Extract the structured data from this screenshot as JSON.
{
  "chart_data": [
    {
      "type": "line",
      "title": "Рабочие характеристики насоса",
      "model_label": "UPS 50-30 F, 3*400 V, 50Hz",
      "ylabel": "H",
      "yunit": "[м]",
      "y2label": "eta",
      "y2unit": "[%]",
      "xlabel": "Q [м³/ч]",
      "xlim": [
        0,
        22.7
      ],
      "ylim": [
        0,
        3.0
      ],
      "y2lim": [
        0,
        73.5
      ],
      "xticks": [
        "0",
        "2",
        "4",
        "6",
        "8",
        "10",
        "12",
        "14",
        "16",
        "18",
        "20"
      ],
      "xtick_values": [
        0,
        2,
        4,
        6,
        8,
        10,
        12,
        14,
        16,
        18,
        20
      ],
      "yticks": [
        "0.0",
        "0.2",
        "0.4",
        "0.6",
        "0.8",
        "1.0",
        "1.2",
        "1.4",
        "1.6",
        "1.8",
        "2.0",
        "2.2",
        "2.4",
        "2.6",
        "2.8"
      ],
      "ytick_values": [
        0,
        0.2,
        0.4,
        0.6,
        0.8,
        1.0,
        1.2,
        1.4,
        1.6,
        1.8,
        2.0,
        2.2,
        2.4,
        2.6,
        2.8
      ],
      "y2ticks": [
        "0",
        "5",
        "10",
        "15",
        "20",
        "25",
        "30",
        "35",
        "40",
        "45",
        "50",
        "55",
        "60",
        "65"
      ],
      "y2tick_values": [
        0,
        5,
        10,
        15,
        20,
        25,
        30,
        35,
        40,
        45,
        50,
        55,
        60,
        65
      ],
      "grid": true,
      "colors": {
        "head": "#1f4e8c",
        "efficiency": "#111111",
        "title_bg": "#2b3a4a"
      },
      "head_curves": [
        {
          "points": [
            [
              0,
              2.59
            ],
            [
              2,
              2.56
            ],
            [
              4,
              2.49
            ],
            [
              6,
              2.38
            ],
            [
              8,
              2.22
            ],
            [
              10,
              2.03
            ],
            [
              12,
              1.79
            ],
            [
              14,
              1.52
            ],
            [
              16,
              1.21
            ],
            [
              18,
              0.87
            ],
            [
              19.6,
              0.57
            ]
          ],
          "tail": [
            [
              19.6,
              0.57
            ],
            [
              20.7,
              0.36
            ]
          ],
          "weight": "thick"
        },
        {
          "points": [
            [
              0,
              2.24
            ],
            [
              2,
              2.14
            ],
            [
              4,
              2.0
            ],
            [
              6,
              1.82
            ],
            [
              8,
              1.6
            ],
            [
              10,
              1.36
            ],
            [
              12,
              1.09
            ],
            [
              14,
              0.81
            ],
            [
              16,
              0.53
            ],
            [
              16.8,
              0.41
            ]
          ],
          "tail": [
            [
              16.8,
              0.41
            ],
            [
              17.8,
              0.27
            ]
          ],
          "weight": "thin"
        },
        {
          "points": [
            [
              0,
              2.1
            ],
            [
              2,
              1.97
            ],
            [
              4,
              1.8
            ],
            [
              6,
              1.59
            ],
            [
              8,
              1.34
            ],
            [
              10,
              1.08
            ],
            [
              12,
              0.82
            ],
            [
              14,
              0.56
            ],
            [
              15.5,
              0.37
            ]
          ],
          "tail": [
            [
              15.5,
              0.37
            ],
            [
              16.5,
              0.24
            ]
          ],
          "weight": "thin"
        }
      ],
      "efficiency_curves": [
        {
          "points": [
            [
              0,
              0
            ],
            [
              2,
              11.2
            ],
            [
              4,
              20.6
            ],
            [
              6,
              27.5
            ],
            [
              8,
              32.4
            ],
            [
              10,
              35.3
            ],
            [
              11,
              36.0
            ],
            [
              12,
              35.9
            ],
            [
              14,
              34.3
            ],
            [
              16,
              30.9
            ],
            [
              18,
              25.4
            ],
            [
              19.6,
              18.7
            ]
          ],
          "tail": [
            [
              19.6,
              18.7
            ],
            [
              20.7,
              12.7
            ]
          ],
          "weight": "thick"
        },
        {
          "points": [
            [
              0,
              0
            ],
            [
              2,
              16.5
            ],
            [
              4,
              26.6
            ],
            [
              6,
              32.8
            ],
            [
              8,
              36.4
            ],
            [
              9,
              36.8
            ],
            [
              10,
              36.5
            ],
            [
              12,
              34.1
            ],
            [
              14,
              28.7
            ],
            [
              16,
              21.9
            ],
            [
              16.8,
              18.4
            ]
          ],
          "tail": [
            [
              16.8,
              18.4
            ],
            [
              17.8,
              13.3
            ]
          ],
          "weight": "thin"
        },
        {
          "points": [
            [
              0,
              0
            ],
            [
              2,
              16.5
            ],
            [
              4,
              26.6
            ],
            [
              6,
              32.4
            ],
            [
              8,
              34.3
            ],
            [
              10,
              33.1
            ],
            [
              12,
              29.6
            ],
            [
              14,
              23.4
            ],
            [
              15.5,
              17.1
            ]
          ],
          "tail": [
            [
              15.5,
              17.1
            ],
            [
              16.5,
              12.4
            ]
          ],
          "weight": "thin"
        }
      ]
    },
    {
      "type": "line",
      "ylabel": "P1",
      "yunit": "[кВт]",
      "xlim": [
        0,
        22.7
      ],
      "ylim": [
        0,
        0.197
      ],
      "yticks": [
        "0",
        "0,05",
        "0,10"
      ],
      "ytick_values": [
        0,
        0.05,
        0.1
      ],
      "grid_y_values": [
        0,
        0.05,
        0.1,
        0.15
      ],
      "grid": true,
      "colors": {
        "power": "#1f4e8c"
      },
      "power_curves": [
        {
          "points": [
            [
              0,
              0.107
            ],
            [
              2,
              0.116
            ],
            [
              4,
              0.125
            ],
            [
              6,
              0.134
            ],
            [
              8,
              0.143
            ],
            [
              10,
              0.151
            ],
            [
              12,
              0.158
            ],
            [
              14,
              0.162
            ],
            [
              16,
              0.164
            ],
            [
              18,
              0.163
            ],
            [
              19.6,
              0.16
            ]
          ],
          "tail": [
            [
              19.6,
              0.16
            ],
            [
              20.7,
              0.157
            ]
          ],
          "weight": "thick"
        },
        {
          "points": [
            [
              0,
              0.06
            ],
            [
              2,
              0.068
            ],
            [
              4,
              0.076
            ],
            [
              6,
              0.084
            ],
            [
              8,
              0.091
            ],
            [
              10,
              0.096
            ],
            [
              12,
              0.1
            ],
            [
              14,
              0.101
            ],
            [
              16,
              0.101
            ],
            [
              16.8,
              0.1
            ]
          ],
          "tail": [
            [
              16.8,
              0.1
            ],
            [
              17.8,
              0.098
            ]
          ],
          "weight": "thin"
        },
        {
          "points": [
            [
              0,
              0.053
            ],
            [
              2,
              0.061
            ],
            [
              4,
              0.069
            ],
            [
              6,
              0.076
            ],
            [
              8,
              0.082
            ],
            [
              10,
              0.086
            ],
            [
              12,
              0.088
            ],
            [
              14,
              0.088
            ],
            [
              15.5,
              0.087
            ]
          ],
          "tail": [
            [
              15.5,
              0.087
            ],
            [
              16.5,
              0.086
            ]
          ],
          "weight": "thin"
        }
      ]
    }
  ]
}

Given exercise - Write out every line exactly as it stands.

Task solution -
Extract the structured data from this screenshot as JSON.
{
  "chart_data": [
    {
      "type": "line",
      "title": "Рабочие характеристики насоса",
      "model_label": "UPS 50-30 F, 3*400 V, 50Hz",
      "ylabel": "H",
      "yunit": "[м]",
      "y2label": "eta",
      "y2unit": "[%]",
      "xlabel": "Q [м³/ч]",
      "xlim": [
        0,
        22.7
      ],
      "ylim": [
        0,
        3.0
      ],
      "y2lim": [
        0,
        73.5
      ],
      "xticks": [
        "0",
        "2",
        "4",
        "6",
        "8",
        "10",
        "12",
        "14",
        "16",
        "18",
        "20"
      ],
      "xtick_values": [
        0,
        2,
        4,
        6,
        8,
        10,
        12,
        14,
        16,
        18,
        20
      ],
      "yticks": [
        "0.0",
        "0.2",
        "0.4",
        "0.6",
        "0.8",
        "1.0",
        "1.2",
        "1.4",
        "1.6",
        "1.8",
        "2.0",
        "2.2",
        "2.4",
        "2.6",
        "2.8"
      ],
      "ytick_values": [
        0,
        0.2,
        0.4,
        0.6,
        0.8,
        1.0,
        1.2,
        1.4,
        1.6,
        1.8,
        2.0,
        2.2,
        2.4,
        2.6,
        2.8
      ],
      "y2ticks": [
        "0",
        "5",
        "10",
        "15",
        "20",
        "25",
        "30",
        "35",
        "40",
        "45",
        "50",
        "55",
        "60",
        "65"
      ],
      "y2tick_values": [
        0,
        5,
        10,
        15,
        20,
        25,
        30,
        35,
        40,
        45,
        50,
        55,
        60,
        65
      ],
      "grid": true,
      "colors": {
        "head": "#1f4e8c",
        "efficiency": "#111111",
        "title_bg": "#2b3a4a"
      },
      "head_curves": [
        {
          "points": [
            [
              0,
              2.59
            ],
            [
              2,
              2.56
            ],
            [
              4,
              2.49
            ],
            [
              6,
              2.38
            ],
            [
              8,
              2.22
            ],
            [
              10,
              2.03
            ],
            [
              12,
              1.79
            ],
            [
              14,
              1.52
            ],
            [
              16,
              1.21
            ],
            [
              18,
              0.87
            ],
            [
              19.6,
              0.57
            ]
          ],
          "tail": [
            [
              19.6,
              0.57
            ],
            [
              20.7,
              0.36
            ]
          ],
          "weight": "thick"
        },
        {
          "points": [
            [
              0,
              2.24
            ],
            [
              2,
              2.14
            ],
            [
              4,
              2.0
            ],
            [
              6,
              1.82
            ],
            [
              8,
              1.6
            ],
            [
              10,
              1.36
            ],
            [
              12,
              1.09
            ],
            [
              14,
              0.81
            ],
            [
              16,
              0.53
            ],
            [
              16.8,
              0.41
            ]
          ],
          "tail": [
            [
              16.8,
              0.41
            ],
            [
              17.8,
              0.27
            ]
          ],
          "weight": "thin"
        },
        {
          "points": [
            [
              0,
              2.1
            ],
            [
              2,
              1.97
            ],
            [
              4,
              1.8
            ],
            [
              6,
              1.59
            ],
            [
              8,
              1.34
            ],
            [
              10,
              1.08
            ],
            [
              12,
              0.82
            ],
            [
              14,
              0.56
            ],
            [
              15.5,
              0.37
            ]
          ],
          "tail": [
            [
              15.5,
              0.37
            ],
            [
              16.5,
              0.24
            ]
          ],
          "weight": "thin"
        }
      ],
      "efficiency_curves": [
        {
          "points": [
            [
              0,
              0
            ],
            [
              2,
              11.2
            ],
            [
              4,
              20.6
            ],
            [
              6,
              27.5
            ],
            [
              8,
              32.4
            ],
            [
              10,
              35.3
            ],
            [
              11,
              36.0
            ],
            [
              12,
              35.9
            ],
            [
              14,
              34.3
            ],
            [
              16,
              30.9
            ],
            [
              18,
              25.4
            ],
            [
              19.6,
              18.7
            ]
          ],
          "tail": [
            [
              19.6,
              18.7
            ],
            [
              20.7,
              12.7
            ]
          ],
          "weight": "thick"
        },
        {
          "points": [
            [
              0,
              0
            ],
            [
              2,
              16.5
            ],
            [
              4,
              26.6
            ],
            [
              6,
              32.8
            ],
            [
              8,
              36.4
            ],
            [
              9,
              36.8
            ],
            [
              10,
              36.5
            ],
            [
              12,
              34.1
            ],
            [
              14,
              28.7
            ],
            [
              16,
              21.9
            ],
            [
              16.8,
              18.4
            ]
          ],
          "tail": [
            [
              16.8,
              18.4
            ],
            [
              17.8,
              13.3
            ]
          ],
          "weight": "thin"
        },
        {
          "points": [
            [
              0,
              0
            ],
            [
              2,
              16.5
            ],
            [
              4,
              26.6
            ],
            [
              6,
              32.4
            ],
            [
              8,
              34.3
            ],
            [
              10,
              33.1
            ],
            [
              12,
              29.6
            ],
            [
              14,
              23.4
            ],
            [
              15.5,
              17.1
            ]
          ],
          "tail": [
            [
              15.5,
              17.1
            ],
            [
              16.5,
              12.4
            ]
          ],
          "weight": "thin"
        }
      ]
    },
    {
      "type": "line",
      "ylabel": "P1",
      "yunit": "[кВт]",
      "xlim": [
        0,
        22.7
      ],
      "ylim": [
        0,
        0.197
      ],
      "yticks": [
        "0",
        "0,05",
        "0,10"
      ],
      "ytick_values": [
        0,
        0.05,
        0.1
      ],
      "grid_y_values": [
        0,
        0.05,
        0.1,
        0.15
      ],
      "grid": true,
      "colors": {
        "power": "#1f4e8c"
      },
      "power_curves": [
        {
          "points": [
            [
              0,
              0.107
            ],
            [
              2,
              0.116
            ],
            [
              4,
              0.125
            ],
            [
              6,
              0.134
            ],
            [
              8,
              0.143
            ],
            [
              10,
              0.151
            ],
            [
              12,
              0.158
            ],
            [
              14,
              0.162
            ],
            [
              16,
              0.164
            ],
            [
              18,
              0.163
            ],
            [
              19.6,
              0.16
            ]
          ],
          "tail": [
            [
              19.6,
              0.16
            ],
            [
              20.7,
              0.157
            ]
          ],
          "weight": "thick"
        },
        {
          "points": [
            [
              0,
              0.06
            ],
            [
              2,
              0.068
            ],
            [
              4,
              0.076
            ],
            [
              6,
              0.084
            ],
            [
              8,
              0.091
            ],
            [
              10,
              0.096
            ],
            [
              12,
              0.1
            ],
            [
              14,
              0.101
            ],
            [
              16,
              0.101
            ],
            [
              16.8,
              0.1
            ]
          ],
          "tail": [
            [
              16.8,
              0.1
            ],
            [
              17.8,
              0.098
            ]
          ],
          "weight": "thin"
        },
        {
          "points": [
            [
              0,
              0.053
            ],
            [
              2,
              0.061
            ],
            [
              4,
              0.069
            ],
            [
              6,
              0.076
            ],
            [
              8,
              0.082
            ],
            [
              10,
              0.086
            ],
            [
              12,
              0.088
            ],
            [
              14,
              0.088
            ],
            [
              15.5,
              0.087
            ]
          ],
          "tail": [
            [
              15.5,
              0.087
            ],
            [
              16.5,
              0.086
            ]
          ],
          "weight": "thin"
        }
      ]
    }
  ]
}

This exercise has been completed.